Available records -
__________________________________________________

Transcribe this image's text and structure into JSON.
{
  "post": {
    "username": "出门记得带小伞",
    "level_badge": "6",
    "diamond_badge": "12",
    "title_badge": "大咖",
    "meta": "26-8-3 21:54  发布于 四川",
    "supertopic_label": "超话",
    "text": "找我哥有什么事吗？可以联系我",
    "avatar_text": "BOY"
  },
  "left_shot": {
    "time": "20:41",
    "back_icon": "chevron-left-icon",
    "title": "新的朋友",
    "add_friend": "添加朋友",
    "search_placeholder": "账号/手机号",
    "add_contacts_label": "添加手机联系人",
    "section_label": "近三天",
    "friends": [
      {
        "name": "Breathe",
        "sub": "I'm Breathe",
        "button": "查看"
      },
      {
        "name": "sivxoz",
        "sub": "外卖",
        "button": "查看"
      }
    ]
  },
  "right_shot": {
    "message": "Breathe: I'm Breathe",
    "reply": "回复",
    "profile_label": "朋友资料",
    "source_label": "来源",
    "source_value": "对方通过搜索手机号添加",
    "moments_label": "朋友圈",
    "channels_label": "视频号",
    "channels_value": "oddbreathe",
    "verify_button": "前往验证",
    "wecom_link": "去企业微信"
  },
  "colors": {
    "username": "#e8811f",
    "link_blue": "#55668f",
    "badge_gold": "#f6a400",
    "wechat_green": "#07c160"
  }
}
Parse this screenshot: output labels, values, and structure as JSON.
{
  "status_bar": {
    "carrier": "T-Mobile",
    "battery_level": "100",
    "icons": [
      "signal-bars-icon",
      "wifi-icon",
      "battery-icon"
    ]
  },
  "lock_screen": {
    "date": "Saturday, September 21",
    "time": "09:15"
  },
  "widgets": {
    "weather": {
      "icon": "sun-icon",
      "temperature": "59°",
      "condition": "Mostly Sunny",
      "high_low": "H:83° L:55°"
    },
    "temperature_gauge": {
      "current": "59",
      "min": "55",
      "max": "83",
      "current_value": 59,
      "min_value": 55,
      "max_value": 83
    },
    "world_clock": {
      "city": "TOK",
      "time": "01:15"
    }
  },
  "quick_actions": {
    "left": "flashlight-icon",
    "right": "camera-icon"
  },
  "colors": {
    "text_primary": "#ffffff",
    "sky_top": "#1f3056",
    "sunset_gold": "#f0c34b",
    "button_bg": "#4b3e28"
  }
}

__________________________________________________

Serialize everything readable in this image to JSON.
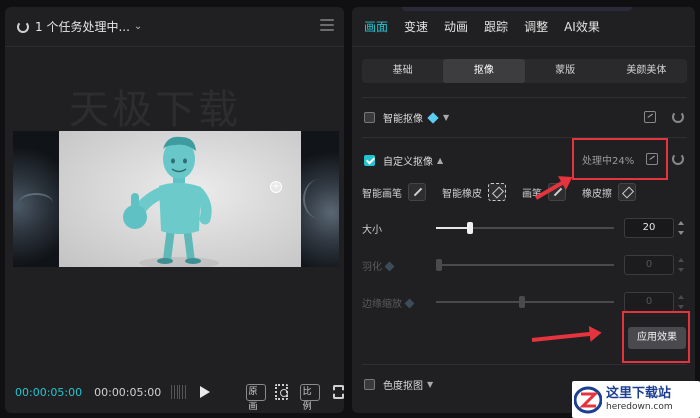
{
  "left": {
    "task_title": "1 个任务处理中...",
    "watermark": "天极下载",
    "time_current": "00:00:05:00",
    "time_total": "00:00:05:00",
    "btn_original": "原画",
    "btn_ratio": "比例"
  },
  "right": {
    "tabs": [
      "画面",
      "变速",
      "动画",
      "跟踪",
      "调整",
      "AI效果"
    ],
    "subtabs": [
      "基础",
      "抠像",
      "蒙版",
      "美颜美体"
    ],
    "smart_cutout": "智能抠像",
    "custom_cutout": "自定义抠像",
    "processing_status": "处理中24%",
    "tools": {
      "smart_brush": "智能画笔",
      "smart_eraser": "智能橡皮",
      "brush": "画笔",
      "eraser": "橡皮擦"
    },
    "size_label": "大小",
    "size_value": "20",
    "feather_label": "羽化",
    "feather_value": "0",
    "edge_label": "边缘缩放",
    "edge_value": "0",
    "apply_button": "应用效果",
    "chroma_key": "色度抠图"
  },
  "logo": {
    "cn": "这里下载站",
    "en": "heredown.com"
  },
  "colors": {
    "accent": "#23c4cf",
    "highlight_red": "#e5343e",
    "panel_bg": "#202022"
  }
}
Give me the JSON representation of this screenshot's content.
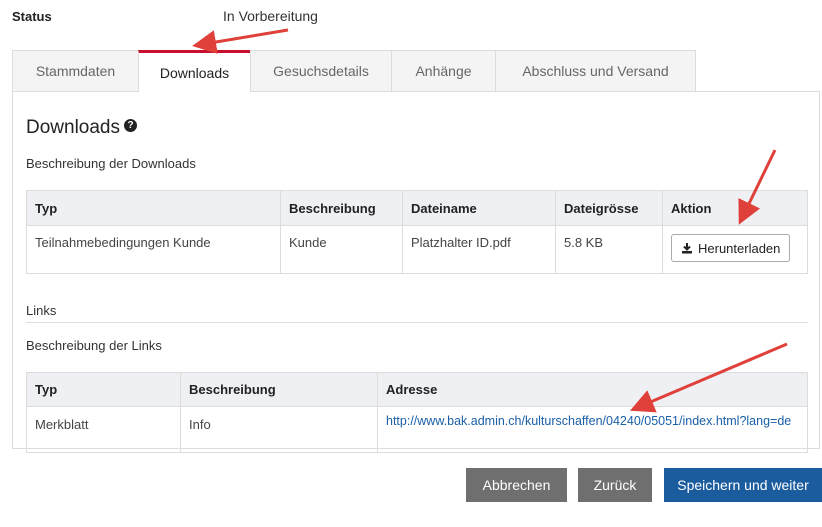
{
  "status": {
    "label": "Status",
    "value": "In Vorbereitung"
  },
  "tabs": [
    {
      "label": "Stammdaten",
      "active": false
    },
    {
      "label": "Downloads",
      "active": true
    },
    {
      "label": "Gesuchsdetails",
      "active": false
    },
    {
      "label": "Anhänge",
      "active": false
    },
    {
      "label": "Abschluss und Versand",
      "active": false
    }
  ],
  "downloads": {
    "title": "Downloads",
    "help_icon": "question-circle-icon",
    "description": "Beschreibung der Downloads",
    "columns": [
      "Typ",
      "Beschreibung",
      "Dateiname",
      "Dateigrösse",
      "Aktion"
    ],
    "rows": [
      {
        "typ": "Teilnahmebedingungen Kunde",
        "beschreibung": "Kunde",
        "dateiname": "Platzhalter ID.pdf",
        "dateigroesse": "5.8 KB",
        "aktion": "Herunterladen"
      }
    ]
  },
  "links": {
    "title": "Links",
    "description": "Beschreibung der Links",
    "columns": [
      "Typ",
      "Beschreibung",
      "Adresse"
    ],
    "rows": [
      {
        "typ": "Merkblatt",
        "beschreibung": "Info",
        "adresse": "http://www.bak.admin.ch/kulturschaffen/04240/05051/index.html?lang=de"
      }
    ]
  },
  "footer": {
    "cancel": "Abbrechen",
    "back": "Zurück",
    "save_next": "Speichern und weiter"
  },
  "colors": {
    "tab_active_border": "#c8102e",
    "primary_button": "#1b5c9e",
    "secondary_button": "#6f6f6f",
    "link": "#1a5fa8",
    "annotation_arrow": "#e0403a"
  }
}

__________________________________________________

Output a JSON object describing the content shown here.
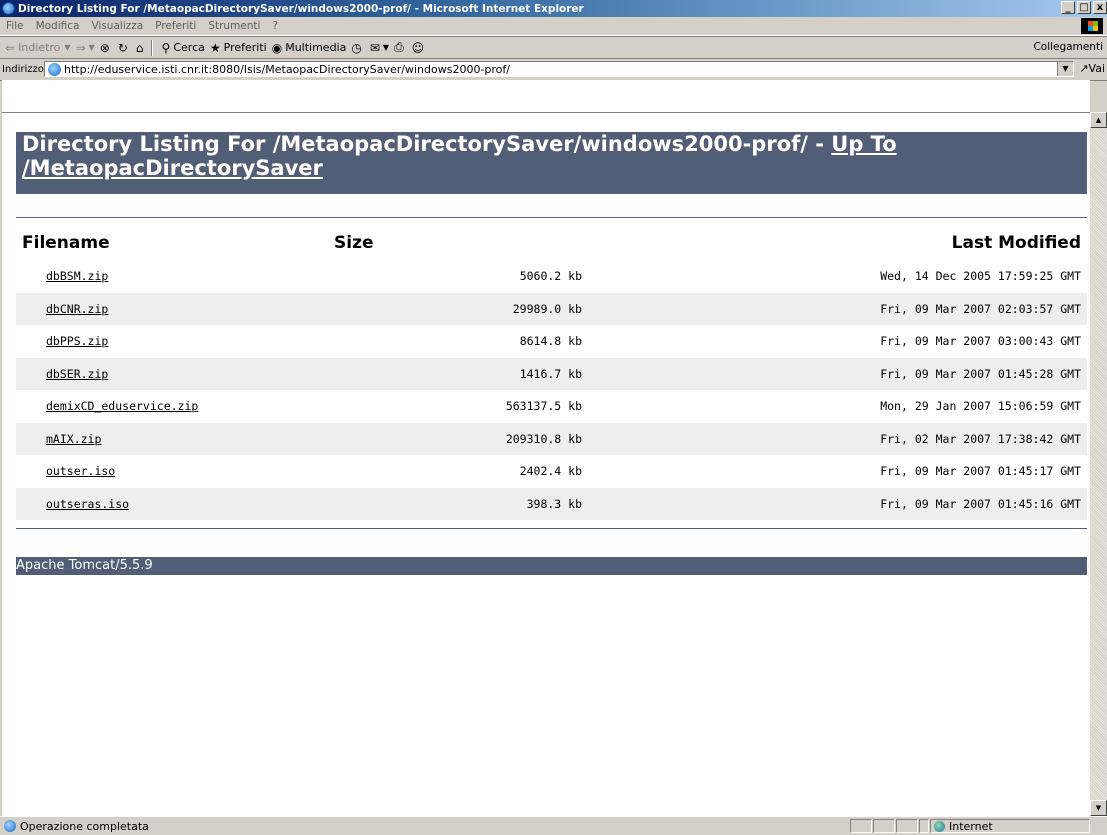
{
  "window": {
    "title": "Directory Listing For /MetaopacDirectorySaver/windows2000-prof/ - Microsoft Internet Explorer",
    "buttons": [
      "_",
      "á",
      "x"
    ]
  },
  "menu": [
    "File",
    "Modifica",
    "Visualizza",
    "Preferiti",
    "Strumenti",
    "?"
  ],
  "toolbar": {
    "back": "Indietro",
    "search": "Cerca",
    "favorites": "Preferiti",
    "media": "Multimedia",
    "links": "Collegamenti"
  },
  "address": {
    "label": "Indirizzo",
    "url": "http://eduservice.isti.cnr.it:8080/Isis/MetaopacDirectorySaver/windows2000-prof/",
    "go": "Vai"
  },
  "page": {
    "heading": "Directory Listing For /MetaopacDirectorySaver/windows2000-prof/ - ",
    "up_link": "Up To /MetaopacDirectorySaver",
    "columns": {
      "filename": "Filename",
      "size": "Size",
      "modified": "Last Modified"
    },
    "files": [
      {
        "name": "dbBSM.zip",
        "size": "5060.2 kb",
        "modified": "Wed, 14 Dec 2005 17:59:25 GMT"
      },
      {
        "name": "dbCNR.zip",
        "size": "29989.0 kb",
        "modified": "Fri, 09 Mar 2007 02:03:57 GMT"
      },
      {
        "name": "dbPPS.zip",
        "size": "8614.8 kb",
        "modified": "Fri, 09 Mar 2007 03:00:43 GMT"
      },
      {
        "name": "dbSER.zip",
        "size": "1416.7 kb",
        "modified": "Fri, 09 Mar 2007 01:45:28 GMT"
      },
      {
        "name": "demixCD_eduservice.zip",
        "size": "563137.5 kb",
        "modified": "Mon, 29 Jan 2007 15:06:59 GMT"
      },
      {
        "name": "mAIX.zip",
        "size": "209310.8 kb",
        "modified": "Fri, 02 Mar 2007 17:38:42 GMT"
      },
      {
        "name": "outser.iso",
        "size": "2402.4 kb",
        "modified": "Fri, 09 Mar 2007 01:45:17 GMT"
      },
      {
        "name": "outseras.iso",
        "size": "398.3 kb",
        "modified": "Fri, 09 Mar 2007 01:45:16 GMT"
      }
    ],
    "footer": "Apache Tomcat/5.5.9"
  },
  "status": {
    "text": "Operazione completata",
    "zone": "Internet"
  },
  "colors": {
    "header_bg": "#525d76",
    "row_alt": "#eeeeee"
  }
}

__________________________________________________

Task instructions - Return all lines containing the word "Internet".

Result below -
    "title": "Directory Listing For /MetaopacDirectorySaver/windows2000-prof/ - Microsoft Internet Explorer",
    "zone": "Internet"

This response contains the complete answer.